• _DATA EXTRACT_

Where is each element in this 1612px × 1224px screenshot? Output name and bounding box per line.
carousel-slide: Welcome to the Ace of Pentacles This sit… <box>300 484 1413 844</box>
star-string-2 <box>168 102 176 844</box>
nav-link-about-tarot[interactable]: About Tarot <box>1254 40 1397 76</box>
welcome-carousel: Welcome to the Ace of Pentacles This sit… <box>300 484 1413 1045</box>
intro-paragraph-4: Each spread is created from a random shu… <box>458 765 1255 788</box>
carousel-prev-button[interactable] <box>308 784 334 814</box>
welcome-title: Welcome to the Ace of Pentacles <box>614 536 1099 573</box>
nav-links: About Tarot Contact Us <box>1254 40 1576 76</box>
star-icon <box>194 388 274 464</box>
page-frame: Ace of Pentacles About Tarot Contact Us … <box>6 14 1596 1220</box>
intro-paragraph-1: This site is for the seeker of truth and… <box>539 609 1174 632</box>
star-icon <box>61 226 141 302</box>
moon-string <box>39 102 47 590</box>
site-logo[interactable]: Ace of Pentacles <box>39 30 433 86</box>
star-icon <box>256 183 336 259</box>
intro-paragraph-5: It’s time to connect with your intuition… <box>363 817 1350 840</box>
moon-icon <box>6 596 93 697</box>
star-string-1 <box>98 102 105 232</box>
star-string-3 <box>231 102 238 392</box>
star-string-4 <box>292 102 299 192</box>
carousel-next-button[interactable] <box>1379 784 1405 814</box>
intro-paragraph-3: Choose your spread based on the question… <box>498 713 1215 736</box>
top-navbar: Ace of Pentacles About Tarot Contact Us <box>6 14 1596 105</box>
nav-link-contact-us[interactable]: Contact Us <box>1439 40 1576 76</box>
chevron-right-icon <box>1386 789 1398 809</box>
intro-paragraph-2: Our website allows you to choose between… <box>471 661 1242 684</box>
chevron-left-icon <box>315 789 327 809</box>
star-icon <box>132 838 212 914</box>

• _TASK GOAL_
Rewrite every line of the items above, changing "Ace of Pentacles" to "Queen of Cups" wherever it appears and leaving everything else unchanged.

• _FINAL RESULT_
Where is each element in this 1612px × 1224px screenshot? Output name and bounding box per line.
carousel-slide: Welcome to the Queen of Cups This sit… <box>300 484 1413 844</box>
star-string-2 <box>168 102 176 844</box>
nav-link-about-tarot[interactable]: About Tarot <box>1254 40 1397 76</box>
welcome-carousel: Welcome to the Queen of Cups This sit… <box>300 484 1413 1045</box>
intro-paragraph-4: Each spread is created from a random shu… <box>458 765 1255 788</box>
carousel-prev-button[interactable] <box>308 784 334 814</box>
welcome-title: Welcome to the Queen of Cups <box>614 536 1099 573</box>
nav-links: About Tarot Contact Us <box>1254 40 1576 76</box>
star-icon <box>194 388 274 464</box>
page-frame: Queen of Cups About Tarot Contact Us … <box>6 14 1596 1220</box>
intro-paragraph-1: This site is for the seeker of truth and… <box>539 609 1174 632</box>
star-icon <box>61 226 141 302</box>
moon-string <box>39 102 47 590</box>
site-logo[interactable]: Queen of Cups <box>39 30 433 86</box>
star-icon <box>256 183 336 259</box>
intro-paragraph-5: It’s time to connect with your intuition… <box>363 817 1350 840</box>
moon-icon <box>6 596 93 697</box>
star-string-1 <box>98 102 105 232</box>
star-string-3 <box>231 102 238 392</box>
star-string-4 <box>292 102 299 192</box>
carousel-next-button[interactable] <box>1379 784 1405 814</box>
intro-paragraph-3: Choose your spread based on the question… <box>498 713 1215 736</box>
top-navbar: Queen of Cups About Tarot Contact Us <box>6 14 1596 105</box>
nav-link-contact-us[interactable]: Contact Us <box>1439 40 1576 76</box>
chevron-right-icon <box>1386 789 1398 809</box>
intro-paragraph-2: Our website allows you to choose between… <box>471 661 1242 684</box>
chevron-left-icon <box>315 789 327 809</box>
star-icon <box>132 838 212 914</box>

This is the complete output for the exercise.